--- DATASET CONTENT ---
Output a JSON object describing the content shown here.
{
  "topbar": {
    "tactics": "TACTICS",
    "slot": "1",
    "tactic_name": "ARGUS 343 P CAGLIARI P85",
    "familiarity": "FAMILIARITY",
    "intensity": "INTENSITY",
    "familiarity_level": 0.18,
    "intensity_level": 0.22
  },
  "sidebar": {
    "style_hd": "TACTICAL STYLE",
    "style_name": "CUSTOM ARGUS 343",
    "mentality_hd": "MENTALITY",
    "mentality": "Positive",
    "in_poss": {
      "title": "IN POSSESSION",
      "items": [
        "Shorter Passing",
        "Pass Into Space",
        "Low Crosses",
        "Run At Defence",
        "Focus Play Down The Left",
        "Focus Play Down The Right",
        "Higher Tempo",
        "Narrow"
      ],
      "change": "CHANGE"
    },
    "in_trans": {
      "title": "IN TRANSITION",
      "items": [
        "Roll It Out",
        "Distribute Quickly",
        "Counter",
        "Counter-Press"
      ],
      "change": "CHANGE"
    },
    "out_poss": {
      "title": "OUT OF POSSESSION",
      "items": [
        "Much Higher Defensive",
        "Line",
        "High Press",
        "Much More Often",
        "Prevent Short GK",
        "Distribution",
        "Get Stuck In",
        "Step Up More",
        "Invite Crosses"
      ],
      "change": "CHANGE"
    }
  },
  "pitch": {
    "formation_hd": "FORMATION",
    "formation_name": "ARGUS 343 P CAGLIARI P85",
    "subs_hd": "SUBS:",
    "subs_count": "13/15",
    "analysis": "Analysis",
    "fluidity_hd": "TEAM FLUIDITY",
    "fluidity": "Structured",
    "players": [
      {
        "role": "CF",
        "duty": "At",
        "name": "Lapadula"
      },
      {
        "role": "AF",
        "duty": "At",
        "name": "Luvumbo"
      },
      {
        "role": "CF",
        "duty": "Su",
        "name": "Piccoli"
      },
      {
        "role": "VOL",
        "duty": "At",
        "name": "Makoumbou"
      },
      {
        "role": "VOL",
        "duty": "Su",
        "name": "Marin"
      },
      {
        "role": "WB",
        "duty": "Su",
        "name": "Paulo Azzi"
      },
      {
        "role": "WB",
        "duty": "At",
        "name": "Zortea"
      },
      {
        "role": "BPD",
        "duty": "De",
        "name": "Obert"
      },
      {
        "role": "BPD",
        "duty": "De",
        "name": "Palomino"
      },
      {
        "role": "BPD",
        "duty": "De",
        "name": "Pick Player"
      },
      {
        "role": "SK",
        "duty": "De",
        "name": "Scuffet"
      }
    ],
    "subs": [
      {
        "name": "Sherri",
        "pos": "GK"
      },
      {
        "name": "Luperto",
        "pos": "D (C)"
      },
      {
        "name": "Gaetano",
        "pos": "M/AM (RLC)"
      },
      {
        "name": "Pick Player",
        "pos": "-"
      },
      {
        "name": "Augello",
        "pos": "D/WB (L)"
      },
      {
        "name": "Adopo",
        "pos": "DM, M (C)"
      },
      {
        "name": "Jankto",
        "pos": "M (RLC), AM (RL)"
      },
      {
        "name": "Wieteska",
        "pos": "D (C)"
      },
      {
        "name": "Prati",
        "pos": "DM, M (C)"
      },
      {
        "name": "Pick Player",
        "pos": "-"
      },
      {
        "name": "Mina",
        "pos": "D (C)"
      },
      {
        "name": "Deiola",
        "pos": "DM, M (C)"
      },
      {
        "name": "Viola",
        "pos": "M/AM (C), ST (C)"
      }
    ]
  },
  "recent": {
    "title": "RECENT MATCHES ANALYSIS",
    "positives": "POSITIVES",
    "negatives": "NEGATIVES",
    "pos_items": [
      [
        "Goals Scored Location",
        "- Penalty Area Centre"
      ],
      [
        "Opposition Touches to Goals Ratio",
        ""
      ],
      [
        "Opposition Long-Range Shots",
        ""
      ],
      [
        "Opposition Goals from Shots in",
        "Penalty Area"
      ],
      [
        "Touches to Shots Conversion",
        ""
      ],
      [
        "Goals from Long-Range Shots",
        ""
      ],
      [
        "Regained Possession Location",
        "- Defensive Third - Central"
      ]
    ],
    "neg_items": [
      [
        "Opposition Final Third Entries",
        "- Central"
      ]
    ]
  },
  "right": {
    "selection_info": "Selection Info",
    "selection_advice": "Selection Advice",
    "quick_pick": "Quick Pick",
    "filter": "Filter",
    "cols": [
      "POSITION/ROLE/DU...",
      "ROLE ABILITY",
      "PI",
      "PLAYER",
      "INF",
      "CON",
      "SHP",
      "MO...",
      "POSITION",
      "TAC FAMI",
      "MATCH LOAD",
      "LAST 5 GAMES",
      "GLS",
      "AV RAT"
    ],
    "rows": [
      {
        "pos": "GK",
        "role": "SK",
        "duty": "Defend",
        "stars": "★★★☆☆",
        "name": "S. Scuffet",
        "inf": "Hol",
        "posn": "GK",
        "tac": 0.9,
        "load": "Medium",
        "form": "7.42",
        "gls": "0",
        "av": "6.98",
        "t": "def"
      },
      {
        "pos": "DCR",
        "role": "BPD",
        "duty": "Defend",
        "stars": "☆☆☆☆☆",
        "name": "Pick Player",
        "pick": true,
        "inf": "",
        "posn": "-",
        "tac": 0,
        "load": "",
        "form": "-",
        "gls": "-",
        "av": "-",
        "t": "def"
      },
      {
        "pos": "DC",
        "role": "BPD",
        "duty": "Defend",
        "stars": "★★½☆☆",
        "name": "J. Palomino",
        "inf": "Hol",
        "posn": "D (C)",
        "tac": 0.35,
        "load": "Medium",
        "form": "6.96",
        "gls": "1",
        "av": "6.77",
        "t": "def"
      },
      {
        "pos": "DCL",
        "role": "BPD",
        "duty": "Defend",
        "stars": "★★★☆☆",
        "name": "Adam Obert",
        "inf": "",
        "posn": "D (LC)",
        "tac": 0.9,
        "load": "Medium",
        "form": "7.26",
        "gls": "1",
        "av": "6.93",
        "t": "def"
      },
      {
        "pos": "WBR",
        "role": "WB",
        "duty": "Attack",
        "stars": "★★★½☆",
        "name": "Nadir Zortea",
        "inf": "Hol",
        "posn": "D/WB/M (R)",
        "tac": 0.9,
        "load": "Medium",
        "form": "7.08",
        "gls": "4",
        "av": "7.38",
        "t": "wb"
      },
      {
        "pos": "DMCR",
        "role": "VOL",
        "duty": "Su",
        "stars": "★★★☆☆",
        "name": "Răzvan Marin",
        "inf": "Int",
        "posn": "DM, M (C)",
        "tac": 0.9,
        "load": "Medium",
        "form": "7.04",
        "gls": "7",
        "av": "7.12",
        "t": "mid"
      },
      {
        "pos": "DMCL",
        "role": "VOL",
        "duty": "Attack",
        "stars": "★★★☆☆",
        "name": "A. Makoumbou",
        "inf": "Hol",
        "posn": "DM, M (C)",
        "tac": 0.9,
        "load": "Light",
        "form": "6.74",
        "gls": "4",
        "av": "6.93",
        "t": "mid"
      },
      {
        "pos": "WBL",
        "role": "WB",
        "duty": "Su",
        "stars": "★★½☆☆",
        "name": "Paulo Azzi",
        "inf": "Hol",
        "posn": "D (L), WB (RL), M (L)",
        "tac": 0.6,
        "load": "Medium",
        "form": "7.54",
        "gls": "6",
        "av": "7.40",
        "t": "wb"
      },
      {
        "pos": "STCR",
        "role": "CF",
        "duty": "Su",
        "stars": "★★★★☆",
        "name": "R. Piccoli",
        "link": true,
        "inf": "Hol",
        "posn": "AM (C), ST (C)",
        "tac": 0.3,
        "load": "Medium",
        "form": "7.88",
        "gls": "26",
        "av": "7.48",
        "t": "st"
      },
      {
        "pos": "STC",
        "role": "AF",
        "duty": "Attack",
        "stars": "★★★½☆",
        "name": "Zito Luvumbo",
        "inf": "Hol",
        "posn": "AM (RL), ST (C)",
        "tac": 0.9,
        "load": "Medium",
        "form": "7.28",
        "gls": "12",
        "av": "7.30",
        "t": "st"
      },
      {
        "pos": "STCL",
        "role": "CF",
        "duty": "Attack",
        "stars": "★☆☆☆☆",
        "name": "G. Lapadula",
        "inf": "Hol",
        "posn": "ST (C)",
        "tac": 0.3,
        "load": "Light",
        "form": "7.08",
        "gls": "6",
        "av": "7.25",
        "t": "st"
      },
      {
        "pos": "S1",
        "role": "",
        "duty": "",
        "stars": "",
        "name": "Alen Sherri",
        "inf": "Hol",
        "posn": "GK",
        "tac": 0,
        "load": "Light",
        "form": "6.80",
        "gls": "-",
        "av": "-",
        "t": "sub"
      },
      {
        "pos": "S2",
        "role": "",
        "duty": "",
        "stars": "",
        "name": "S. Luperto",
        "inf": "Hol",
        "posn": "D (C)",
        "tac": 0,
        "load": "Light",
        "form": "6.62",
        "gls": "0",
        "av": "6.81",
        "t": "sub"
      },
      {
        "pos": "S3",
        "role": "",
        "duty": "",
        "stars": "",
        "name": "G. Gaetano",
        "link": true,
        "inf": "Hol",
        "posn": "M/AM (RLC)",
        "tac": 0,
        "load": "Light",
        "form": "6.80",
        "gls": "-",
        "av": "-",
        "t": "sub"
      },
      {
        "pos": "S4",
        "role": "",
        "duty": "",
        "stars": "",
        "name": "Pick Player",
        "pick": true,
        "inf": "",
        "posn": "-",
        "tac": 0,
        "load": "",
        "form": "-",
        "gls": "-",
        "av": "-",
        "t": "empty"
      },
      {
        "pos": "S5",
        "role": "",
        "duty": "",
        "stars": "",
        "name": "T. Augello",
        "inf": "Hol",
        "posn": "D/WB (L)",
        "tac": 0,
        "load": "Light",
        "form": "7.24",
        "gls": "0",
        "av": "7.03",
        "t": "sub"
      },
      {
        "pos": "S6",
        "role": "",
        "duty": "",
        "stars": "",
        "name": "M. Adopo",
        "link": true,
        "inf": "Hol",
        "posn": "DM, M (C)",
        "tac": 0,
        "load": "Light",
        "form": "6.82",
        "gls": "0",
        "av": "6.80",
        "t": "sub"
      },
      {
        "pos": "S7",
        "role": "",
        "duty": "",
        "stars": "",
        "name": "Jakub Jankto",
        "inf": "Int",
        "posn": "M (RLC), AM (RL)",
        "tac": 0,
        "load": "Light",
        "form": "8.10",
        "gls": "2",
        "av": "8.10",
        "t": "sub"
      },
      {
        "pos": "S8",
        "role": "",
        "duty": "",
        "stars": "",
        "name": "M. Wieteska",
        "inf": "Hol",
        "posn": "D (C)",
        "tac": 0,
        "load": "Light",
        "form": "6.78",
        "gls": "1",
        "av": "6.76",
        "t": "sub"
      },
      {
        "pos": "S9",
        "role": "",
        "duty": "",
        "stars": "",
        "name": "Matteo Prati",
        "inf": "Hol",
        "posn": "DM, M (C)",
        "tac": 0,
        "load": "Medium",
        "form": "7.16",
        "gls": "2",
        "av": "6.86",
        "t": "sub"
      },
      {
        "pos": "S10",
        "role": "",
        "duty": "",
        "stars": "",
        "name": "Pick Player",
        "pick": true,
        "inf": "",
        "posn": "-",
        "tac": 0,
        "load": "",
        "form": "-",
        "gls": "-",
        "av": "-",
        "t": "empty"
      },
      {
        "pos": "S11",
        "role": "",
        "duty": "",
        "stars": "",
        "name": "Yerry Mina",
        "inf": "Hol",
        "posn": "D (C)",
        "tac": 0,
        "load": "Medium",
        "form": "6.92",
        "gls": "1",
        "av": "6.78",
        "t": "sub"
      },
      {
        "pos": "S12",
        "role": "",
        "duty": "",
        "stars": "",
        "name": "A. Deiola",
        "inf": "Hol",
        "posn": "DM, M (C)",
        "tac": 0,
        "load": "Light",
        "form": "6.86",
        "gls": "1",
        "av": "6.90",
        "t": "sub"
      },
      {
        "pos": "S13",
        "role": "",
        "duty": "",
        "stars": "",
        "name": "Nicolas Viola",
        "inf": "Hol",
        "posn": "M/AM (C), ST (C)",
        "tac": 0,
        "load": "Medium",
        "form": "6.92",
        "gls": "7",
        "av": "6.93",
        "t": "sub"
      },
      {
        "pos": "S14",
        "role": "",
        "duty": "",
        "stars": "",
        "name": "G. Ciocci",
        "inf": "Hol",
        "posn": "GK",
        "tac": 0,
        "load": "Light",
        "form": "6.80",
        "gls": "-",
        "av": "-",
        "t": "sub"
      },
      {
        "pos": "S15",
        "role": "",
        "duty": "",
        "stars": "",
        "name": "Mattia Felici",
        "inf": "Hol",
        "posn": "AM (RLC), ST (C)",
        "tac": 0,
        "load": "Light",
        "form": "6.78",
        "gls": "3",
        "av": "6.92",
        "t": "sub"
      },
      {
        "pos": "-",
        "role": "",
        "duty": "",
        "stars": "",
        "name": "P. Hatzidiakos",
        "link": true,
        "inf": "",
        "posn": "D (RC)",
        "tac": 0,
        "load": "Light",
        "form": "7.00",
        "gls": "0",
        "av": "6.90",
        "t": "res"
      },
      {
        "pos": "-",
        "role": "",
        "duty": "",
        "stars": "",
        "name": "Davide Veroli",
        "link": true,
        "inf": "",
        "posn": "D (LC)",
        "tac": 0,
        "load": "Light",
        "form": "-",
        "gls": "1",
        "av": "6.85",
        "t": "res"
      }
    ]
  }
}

--- THE TASK ---
Count every line above that holds the string "Defensive" and give the total, nothing more.

--- FULL ANSWER ---
2